Records from a collection of figures
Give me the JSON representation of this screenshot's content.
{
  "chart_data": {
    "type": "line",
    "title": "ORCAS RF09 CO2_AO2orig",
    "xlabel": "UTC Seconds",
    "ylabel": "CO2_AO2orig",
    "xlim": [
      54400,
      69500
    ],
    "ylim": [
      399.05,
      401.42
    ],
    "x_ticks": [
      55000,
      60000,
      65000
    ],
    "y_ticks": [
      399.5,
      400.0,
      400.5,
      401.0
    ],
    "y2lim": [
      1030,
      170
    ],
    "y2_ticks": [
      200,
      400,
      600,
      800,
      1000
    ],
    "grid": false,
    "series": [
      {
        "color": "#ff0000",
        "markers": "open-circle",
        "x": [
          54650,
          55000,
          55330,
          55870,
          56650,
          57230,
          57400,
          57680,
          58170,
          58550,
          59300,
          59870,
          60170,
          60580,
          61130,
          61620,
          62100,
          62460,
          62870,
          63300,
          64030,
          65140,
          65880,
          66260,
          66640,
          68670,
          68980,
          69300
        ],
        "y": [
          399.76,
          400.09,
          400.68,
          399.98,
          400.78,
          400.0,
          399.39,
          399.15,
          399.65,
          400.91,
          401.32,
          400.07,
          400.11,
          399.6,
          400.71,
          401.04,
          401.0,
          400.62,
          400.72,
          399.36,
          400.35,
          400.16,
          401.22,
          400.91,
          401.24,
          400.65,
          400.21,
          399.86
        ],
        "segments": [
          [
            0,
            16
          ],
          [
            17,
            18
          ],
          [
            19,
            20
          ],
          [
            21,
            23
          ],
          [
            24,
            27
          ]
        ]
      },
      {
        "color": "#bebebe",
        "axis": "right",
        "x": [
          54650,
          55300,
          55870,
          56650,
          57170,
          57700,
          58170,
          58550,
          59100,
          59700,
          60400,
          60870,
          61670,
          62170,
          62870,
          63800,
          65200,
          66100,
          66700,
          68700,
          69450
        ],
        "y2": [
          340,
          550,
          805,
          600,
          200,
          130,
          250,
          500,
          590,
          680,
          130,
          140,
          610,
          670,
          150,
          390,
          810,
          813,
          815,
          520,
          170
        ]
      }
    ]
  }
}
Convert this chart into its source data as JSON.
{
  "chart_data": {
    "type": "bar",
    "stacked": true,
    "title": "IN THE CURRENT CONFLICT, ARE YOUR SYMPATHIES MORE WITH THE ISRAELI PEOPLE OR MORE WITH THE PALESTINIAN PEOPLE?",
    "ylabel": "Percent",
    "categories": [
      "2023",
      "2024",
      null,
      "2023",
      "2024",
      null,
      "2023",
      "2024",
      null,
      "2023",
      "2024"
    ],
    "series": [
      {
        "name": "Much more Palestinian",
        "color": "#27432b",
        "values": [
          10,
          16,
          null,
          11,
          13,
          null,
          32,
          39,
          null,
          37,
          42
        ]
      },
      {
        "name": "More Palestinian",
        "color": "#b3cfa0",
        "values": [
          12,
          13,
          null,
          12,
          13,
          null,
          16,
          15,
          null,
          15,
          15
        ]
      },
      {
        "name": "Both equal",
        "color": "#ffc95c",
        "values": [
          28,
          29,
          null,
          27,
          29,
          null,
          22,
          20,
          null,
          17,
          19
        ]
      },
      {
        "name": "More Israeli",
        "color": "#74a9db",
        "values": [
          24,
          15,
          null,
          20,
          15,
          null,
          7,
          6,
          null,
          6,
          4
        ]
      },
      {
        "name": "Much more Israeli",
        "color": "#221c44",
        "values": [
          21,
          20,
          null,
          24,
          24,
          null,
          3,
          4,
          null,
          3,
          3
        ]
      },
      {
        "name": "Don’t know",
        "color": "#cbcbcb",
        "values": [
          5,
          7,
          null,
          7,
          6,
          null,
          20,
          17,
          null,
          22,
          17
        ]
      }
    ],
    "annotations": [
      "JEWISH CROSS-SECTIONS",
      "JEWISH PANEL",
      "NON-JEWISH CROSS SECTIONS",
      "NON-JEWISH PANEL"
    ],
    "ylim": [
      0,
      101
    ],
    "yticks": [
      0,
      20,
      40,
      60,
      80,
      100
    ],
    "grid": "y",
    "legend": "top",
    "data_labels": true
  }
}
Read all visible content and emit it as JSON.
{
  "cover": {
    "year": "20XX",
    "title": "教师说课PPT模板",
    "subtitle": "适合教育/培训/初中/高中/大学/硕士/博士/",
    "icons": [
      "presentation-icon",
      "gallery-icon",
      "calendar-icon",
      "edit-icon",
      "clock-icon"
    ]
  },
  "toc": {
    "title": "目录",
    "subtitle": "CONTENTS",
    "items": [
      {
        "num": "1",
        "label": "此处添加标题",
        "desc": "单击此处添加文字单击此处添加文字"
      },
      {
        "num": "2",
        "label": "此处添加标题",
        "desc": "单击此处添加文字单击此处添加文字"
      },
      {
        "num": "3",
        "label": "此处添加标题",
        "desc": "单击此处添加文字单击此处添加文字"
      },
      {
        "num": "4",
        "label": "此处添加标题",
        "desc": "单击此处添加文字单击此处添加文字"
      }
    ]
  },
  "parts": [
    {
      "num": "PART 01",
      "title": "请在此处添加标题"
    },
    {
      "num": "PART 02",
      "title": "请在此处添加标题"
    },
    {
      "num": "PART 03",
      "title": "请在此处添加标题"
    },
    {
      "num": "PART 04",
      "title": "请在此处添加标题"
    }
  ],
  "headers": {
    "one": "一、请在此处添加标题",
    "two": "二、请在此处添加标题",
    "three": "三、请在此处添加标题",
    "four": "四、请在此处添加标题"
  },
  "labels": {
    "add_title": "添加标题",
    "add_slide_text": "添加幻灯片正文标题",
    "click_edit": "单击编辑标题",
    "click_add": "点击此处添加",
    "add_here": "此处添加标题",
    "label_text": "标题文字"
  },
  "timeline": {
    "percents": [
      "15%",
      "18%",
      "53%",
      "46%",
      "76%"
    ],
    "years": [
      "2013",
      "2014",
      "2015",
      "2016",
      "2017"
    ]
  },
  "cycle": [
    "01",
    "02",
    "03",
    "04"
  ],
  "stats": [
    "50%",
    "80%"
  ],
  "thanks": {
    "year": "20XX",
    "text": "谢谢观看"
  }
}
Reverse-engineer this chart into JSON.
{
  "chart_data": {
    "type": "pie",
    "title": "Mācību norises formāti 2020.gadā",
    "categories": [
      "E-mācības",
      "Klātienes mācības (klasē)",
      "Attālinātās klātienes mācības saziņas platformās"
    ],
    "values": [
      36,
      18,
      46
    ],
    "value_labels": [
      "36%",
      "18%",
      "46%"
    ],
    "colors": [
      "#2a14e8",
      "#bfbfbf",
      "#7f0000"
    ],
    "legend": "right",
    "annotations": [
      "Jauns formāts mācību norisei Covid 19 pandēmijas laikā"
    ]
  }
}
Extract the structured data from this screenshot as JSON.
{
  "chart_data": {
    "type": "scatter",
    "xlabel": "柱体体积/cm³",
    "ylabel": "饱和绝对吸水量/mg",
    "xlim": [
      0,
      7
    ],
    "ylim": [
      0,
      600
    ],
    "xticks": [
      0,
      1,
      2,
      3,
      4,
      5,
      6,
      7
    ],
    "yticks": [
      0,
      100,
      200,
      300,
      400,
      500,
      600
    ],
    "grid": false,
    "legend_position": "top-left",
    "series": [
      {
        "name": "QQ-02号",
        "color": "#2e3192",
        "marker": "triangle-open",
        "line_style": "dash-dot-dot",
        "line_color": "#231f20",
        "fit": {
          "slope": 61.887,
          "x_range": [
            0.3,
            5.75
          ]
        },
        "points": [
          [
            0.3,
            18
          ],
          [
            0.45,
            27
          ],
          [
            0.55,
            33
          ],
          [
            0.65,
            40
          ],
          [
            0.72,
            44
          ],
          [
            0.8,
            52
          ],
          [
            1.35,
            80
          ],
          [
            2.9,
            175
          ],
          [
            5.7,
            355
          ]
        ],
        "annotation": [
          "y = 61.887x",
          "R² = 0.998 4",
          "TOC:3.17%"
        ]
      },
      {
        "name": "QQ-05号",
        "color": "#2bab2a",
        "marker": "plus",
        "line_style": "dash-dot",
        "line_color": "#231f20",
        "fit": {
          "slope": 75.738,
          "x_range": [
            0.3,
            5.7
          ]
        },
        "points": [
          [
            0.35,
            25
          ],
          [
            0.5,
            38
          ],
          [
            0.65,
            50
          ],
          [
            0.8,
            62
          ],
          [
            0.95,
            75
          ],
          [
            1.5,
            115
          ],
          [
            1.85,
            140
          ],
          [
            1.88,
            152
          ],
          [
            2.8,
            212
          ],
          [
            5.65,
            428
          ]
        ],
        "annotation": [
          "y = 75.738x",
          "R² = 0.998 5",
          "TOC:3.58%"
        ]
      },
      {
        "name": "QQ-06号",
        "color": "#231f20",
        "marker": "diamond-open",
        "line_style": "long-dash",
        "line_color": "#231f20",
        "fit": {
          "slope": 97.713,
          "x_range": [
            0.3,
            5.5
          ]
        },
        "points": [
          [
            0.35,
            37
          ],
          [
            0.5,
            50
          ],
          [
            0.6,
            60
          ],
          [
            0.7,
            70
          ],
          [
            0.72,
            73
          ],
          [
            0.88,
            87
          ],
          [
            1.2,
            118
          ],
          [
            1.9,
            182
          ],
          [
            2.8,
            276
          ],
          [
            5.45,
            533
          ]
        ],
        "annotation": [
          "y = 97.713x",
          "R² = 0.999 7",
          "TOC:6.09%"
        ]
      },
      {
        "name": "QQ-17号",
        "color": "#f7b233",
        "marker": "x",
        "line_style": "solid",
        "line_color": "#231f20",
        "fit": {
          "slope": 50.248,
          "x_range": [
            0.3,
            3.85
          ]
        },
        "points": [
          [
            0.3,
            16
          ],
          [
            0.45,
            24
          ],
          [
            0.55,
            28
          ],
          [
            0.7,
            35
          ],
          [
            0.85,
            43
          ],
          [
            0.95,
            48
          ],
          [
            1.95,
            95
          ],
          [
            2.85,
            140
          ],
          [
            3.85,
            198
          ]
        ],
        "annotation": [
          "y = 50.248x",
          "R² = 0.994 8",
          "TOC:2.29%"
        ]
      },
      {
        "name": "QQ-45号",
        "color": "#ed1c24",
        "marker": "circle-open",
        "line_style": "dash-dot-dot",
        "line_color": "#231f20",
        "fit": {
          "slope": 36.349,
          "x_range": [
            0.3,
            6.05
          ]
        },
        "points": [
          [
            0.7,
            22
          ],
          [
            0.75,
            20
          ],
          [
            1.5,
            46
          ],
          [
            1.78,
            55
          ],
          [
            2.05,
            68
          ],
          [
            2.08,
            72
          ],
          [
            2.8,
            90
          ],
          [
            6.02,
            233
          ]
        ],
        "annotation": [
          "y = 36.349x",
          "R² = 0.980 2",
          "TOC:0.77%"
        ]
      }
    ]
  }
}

## Set task
Show the lines where the word "ylabel" appears in the entries.

## Result of the task
    "ylabel": "CO2_AO2orig",
    "ylabel": "Percent",
    "ylabel": "饱和绝对吸水量/mg",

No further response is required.